What you should do —
In the material below, find how many lines contain the string "Vertex". Write only that number.

Dataset content —
>>>

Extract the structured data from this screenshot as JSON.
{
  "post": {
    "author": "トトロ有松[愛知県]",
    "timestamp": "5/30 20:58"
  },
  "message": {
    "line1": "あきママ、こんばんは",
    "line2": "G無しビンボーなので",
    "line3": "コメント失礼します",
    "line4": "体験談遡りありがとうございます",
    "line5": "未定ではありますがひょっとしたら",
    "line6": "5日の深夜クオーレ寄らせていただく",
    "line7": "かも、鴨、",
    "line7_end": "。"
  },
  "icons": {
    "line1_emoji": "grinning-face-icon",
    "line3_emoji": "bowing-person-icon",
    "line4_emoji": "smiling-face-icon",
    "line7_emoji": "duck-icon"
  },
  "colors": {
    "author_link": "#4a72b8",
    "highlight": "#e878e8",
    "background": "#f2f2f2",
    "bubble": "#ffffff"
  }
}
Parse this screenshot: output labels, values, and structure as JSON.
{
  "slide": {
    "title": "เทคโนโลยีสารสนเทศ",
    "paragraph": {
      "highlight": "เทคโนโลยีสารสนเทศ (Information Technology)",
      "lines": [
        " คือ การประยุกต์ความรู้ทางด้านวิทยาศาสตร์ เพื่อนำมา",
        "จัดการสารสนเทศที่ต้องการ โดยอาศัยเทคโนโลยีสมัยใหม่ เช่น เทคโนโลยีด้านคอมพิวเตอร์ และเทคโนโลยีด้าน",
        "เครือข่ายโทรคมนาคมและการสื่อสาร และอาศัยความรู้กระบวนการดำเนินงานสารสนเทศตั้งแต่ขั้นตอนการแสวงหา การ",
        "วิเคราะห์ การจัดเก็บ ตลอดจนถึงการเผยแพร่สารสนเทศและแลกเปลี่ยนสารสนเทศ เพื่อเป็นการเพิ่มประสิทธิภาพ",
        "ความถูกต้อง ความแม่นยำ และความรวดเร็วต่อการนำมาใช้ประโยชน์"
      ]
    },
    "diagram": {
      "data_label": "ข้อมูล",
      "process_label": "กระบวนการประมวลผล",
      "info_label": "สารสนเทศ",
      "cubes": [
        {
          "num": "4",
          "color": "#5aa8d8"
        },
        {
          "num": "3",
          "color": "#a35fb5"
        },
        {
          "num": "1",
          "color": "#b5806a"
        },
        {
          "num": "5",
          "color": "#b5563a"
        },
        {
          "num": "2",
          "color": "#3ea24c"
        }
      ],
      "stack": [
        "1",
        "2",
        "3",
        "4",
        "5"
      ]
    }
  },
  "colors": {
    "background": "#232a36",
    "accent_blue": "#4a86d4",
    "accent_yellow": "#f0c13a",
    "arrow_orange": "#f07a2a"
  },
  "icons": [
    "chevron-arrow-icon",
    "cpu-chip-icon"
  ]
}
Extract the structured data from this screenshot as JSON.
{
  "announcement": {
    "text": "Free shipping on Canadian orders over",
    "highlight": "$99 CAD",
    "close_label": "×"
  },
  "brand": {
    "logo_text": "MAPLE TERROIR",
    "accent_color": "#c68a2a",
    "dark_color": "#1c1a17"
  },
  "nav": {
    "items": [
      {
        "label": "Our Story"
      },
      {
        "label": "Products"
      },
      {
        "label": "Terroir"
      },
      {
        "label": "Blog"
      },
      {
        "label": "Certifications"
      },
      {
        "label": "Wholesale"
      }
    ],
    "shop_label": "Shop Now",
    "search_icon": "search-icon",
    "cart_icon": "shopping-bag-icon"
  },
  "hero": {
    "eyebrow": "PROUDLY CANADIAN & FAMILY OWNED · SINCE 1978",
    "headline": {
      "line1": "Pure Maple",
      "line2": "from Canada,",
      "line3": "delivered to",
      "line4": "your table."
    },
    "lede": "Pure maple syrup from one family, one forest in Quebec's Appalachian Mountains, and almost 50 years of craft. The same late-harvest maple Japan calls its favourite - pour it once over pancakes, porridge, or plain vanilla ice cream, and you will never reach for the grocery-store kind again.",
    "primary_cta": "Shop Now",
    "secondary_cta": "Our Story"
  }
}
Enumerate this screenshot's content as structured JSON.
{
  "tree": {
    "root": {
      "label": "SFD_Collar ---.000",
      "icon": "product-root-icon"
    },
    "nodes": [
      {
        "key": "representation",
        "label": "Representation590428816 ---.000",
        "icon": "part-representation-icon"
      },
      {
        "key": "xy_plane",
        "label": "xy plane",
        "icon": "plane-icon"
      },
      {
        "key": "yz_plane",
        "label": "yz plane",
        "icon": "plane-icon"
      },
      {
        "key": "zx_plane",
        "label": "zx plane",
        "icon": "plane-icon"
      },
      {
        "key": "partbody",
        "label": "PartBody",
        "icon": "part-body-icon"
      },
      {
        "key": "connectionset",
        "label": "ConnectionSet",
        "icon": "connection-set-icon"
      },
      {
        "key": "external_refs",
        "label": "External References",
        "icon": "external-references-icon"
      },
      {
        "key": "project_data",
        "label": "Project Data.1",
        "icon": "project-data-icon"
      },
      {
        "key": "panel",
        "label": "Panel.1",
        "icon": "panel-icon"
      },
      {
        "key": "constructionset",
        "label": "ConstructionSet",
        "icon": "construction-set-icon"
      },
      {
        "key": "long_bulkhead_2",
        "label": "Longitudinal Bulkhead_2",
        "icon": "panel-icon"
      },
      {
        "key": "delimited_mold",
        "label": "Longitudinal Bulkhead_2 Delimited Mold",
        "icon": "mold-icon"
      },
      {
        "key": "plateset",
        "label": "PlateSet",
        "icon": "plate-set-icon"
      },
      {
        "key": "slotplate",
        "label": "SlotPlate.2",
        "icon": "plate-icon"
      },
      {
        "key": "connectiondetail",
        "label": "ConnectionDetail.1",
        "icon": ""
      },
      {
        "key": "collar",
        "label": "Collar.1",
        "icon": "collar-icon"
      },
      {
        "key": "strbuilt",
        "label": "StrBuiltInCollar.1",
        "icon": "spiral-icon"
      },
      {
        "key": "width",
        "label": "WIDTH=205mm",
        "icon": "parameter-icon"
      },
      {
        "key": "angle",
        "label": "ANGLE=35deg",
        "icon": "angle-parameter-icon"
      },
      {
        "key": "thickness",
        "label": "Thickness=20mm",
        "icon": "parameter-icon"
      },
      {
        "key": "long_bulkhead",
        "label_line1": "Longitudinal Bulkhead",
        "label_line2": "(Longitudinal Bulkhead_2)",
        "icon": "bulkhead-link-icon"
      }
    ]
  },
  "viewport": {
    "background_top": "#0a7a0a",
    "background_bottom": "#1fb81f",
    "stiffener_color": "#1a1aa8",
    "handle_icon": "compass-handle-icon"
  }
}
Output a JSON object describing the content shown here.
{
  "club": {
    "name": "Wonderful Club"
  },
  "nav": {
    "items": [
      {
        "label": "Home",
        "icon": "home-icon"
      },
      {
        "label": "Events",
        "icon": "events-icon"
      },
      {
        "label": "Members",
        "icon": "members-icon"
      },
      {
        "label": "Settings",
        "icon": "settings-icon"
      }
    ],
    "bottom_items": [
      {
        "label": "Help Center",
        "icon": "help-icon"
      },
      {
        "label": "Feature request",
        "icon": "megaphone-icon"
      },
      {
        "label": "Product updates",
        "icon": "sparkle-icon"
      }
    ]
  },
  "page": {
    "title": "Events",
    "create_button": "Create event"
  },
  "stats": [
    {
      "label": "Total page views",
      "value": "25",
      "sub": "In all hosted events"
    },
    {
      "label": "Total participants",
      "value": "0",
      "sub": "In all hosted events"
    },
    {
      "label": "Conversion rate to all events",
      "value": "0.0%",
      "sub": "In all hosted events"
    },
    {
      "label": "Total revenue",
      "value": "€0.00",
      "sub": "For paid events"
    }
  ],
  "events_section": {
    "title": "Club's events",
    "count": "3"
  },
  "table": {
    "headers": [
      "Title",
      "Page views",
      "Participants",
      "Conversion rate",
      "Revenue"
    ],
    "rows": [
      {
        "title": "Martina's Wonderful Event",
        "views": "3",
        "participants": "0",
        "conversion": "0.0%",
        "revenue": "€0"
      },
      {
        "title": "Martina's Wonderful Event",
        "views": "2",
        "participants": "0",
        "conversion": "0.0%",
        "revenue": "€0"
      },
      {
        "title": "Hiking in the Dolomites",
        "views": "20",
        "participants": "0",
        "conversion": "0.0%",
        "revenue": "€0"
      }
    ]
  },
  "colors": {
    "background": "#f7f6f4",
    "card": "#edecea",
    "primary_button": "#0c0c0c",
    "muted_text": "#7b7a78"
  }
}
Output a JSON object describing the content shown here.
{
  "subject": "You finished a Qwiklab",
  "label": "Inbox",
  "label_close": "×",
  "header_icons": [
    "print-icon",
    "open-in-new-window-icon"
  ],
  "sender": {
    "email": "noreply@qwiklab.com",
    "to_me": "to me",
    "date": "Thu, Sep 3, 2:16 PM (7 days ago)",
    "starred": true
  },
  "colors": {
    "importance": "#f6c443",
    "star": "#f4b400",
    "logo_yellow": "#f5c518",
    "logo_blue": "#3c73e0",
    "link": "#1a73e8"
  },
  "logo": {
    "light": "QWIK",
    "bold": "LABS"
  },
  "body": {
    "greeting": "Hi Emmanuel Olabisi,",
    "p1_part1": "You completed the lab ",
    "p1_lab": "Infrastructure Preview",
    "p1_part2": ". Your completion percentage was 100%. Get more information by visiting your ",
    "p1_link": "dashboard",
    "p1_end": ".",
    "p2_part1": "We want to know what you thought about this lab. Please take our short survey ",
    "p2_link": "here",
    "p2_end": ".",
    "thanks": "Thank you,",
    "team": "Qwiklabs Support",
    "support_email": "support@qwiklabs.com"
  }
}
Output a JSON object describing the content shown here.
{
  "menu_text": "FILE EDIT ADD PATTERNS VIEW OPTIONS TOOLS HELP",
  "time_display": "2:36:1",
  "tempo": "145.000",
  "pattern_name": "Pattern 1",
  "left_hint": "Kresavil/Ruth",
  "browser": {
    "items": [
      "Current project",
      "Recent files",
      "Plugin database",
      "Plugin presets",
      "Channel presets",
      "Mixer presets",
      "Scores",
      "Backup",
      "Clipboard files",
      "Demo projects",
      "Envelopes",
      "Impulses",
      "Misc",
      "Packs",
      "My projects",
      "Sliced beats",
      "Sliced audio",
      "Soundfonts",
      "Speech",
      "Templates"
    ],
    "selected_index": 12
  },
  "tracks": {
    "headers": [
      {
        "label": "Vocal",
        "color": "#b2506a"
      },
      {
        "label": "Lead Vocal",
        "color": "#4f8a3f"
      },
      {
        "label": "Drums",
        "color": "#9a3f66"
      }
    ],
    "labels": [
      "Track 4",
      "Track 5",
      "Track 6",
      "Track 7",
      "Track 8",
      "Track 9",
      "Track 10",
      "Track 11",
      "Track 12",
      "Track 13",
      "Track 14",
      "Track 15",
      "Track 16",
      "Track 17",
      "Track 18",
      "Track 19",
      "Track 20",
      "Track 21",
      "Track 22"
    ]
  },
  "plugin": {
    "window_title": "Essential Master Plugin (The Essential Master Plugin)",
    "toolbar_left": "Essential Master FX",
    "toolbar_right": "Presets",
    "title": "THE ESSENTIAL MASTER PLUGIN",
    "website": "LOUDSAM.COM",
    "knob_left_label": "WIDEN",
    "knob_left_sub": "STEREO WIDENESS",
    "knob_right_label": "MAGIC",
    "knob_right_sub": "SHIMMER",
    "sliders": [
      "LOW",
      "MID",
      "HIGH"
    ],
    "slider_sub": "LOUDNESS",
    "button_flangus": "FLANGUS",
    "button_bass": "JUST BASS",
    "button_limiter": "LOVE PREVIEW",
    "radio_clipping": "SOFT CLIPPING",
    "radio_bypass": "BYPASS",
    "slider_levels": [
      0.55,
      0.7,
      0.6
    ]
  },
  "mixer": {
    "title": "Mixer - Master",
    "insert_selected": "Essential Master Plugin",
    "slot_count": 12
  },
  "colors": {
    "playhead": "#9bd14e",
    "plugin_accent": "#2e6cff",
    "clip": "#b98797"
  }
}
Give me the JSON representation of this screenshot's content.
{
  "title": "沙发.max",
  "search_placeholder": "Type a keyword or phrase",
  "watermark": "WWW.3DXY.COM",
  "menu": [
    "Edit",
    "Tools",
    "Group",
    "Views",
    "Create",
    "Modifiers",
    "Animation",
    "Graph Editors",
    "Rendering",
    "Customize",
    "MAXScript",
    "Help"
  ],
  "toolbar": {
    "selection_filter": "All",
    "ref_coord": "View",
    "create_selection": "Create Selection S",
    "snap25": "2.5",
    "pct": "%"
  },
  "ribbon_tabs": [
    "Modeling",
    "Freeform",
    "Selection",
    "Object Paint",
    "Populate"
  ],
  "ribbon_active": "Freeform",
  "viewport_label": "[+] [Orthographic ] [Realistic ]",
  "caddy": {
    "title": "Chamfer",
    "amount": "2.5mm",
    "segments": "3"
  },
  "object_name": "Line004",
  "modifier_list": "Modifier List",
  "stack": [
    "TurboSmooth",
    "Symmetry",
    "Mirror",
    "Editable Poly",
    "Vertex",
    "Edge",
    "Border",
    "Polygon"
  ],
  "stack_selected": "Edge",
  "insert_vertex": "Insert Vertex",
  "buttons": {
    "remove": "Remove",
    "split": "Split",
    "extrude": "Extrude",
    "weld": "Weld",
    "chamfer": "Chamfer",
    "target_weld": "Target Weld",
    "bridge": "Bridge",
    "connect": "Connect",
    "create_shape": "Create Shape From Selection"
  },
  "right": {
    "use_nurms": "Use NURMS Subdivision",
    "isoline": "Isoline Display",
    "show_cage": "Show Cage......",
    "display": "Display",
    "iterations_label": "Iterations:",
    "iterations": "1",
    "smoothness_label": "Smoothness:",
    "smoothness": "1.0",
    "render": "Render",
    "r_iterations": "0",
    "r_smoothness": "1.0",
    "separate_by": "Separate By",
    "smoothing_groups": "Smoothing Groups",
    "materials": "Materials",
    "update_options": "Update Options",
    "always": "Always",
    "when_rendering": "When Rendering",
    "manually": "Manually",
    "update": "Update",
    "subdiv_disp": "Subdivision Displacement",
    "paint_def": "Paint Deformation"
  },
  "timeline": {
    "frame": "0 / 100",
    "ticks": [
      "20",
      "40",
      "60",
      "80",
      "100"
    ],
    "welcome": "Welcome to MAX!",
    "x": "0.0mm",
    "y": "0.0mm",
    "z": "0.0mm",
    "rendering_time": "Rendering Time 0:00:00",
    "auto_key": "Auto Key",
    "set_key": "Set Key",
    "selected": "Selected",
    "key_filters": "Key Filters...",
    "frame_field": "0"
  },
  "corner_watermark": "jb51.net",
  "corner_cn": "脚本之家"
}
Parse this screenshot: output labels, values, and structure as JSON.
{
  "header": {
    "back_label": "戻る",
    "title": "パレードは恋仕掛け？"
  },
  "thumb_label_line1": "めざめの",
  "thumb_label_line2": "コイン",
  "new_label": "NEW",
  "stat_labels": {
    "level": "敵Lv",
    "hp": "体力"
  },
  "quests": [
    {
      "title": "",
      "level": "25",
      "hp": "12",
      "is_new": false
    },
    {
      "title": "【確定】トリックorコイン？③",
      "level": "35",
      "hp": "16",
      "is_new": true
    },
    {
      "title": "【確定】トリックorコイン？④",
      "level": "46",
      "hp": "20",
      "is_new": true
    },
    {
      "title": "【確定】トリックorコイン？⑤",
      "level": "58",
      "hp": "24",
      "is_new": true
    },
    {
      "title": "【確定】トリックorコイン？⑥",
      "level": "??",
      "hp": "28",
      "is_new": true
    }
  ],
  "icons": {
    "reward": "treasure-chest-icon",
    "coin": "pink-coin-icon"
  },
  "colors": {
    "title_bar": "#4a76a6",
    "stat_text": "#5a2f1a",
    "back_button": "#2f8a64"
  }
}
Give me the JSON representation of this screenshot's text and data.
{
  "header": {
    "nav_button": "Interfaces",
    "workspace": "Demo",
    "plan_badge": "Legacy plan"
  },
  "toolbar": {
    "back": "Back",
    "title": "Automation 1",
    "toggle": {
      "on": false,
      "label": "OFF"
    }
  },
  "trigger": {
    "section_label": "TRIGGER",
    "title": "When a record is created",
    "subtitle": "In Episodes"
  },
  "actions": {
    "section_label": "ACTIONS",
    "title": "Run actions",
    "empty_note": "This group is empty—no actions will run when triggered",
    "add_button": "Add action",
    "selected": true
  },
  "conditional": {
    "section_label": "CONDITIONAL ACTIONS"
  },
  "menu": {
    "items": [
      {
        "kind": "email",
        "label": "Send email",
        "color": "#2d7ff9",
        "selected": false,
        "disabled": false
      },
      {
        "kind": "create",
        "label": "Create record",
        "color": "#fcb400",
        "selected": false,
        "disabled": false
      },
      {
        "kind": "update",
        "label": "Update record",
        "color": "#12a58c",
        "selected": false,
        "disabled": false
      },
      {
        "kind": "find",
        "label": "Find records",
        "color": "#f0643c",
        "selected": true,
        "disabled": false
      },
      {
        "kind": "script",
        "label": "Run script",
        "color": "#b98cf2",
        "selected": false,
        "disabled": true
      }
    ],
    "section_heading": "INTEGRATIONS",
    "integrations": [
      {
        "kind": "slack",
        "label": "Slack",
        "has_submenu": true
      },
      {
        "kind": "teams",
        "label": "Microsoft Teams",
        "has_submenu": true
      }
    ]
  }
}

<<<

The completed task —
2